-- Start of INPUT FOR THIS TASK --
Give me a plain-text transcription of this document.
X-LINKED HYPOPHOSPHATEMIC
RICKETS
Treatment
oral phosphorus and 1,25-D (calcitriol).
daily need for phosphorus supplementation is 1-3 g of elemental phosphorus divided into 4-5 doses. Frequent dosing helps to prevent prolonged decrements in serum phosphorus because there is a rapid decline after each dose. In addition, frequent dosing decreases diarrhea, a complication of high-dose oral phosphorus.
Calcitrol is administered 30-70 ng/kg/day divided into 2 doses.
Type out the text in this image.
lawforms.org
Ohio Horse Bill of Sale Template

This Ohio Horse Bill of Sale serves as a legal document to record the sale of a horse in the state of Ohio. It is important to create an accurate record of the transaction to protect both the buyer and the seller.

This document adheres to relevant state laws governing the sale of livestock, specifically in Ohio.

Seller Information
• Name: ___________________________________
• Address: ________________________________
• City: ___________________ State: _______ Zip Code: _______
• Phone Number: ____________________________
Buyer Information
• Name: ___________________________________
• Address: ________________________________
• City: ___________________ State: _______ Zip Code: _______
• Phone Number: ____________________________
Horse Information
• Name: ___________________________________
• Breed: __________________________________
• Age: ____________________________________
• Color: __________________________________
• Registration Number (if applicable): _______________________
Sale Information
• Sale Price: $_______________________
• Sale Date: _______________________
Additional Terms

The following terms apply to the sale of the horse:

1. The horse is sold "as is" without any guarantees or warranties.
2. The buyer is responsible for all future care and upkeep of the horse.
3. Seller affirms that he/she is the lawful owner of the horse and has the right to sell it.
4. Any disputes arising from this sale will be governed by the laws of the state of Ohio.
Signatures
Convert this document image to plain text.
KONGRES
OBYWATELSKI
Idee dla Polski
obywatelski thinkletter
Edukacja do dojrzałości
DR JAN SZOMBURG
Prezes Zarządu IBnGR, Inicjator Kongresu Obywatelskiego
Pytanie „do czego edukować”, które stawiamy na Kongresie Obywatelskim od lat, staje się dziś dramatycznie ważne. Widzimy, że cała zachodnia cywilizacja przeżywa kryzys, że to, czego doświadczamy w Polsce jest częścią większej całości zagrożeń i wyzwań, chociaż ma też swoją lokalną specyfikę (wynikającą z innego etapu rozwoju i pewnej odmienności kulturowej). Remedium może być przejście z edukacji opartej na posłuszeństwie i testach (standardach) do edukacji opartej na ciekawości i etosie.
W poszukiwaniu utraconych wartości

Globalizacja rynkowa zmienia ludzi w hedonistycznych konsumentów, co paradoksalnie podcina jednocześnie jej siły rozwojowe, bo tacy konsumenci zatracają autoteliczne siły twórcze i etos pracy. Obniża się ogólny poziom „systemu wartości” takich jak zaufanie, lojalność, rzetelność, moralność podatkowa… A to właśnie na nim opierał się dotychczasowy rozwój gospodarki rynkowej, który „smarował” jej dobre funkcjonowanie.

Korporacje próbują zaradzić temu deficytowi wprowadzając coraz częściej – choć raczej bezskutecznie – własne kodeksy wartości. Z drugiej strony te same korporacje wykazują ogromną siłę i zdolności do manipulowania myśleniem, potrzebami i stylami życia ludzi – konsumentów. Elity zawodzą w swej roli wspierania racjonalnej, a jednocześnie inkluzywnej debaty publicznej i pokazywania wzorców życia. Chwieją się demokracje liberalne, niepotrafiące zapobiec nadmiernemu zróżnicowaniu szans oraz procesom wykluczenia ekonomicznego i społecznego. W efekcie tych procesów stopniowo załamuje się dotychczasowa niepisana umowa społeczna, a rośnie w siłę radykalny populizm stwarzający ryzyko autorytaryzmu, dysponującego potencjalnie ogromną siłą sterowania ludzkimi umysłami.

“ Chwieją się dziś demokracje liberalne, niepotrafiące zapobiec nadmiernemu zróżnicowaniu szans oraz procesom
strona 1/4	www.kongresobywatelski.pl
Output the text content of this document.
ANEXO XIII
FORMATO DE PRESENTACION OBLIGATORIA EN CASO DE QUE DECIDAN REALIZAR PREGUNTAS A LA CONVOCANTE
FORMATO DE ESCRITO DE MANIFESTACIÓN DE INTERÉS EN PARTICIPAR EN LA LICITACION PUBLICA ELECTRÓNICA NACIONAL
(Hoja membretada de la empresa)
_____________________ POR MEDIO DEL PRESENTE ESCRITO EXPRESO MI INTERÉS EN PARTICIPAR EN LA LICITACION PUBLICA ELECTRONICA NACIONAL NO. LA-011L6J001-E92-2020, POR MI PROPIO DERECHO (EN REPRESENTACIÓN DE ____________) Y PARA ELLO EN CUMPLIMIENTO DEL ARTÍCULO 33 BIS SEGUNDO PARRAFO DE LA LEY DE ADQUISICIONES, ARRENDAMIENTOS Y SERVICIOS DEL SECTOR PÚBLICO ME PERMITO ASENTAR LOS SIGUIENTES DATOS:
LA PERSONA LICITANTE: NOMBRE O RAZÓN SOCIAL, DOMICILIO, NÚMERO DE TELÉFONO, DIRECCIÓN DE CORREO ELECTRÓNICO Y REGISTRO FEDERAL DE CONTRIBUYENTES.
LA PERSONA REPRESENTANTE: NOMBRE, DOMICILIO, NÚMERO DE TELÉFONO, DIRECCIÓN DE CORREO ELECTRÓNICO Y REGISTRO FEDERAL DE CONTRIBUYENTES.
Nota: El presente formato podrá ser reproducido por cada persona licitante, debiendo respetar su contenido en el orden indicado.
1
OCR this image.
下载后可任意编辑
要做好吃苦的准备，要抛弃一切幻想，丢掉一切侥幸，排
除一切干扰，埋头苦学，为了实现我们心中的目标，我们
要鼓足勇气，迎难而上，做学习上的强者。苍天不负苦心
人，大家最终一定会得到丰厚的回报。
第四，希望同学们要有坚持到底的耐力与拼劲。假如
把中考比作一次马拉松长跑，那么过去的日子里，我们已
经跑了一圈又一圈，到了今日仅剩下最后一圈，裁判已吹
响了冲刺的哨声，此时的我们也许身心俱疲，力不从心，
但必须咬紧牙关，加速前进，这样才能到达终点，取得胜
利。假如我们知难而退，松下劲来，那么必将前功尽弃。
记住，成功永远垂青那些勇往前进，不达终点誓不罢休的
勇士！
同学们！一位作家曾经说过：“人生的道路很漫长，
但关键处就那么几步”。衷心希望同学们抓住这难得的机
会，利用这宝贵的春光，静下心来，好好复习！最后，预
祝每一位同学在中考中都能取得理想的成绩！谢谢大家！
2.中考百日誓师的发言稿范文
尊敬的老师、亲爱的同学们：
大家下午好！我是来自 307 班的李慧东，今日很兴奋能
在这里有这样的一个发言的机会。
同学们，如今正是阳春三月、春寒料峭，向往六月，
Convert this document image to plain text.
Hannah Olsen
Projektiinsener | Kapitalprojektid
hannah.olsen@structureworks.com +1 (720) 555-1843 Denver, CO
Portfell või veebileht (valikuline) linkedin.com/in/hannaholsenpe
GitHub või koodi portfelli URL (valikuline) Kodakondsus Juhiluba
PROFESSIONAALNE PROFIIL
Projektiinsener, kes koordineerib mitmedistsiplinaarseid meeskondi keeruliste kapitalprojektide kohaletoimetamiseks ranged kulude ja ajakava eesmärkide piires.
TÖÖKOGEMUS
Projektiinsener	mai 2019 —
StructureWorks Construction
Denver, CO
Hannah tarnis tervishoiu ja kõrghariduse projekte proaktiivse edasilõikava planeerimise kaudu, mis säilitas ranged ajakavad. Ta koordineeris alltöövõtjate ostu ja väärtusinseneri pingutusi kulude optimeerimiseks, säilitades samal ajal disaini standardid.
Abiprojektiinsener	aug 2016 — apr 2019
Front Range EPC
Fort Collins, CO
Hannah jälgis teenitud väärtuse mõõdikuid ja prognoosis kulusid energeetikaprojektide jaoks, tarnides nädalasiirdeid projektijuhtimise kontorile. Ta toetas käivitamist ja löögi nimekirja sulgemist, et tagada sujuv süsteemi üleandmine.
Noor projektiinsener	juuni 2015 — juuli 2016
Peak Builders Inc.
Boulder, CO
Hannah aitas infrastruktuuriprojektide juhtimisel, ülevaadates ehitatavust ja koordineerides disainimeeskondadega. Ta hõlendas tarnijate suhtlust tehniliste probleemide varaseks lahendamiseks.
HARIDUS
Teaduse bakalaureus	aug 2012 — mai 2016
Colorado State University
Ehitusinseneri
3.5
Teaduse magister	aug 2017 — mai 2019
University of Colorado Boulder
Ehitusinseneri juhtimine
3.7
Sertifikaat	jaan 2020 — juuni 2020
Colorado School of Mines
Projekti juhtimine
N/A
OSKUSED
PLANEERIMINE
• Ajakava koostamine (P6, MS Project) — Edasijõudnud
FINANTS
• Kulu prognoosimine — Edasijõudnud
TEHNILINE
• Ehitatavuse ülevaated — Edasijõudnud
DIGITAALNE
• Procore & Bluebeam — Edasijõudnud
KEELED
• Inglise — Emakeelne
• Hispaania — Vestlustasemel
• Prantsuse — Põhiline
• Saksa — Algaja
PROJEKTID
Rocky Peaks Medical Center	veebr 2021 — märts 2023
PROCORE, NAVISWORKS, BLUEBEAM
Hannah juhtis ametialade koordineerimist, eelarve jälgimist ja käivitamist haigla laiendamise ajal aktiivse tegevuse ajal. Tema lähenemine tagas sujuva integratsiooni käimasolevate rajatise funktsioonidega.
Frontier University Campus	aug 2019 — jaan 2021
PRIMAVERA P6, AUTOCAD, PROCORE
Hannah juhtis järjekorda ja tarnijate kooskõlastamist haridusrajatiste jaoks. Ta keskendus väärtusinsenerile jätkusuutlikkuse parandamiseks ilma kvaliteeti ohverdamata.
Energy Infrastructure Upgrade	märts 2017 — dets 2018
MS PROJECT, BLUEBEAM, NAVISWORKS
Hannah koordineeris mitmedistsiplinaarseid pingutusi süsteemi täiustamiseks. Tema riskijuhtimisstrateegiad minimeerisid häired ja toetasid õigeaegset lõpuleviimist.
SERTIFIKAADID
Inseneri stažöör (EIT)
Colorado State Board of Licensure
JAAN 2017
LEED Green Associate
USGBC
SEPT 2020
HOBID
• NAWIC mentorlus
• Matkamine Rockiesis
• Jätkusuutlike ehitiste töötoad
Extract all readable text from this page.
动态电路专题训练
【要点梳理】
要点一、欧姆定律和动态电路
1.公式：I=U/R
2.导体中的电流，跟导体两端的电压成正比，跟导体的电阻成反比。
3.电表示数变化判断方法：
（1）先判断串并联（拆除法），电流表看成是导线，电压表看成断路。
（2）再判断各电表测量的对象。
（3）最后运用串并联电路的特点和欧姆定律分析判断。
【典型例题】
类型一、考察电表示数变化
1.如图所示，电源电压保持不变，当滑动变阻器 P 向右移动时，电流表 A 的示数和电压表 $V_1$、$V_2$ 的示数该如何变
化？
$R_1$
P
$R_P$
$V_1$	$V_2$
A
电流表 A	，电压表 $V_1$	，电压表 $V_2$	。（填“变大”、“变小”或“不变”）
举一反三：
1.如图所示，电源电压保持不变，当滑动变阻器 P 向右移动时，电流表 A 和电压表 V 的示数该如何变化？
-- End of INPUT FOR THIS TASK --
TASK – Some lines of the data above may hold the word "tarnijate"; report how many do, and nothing else.

WRITTEN ANSWER – 2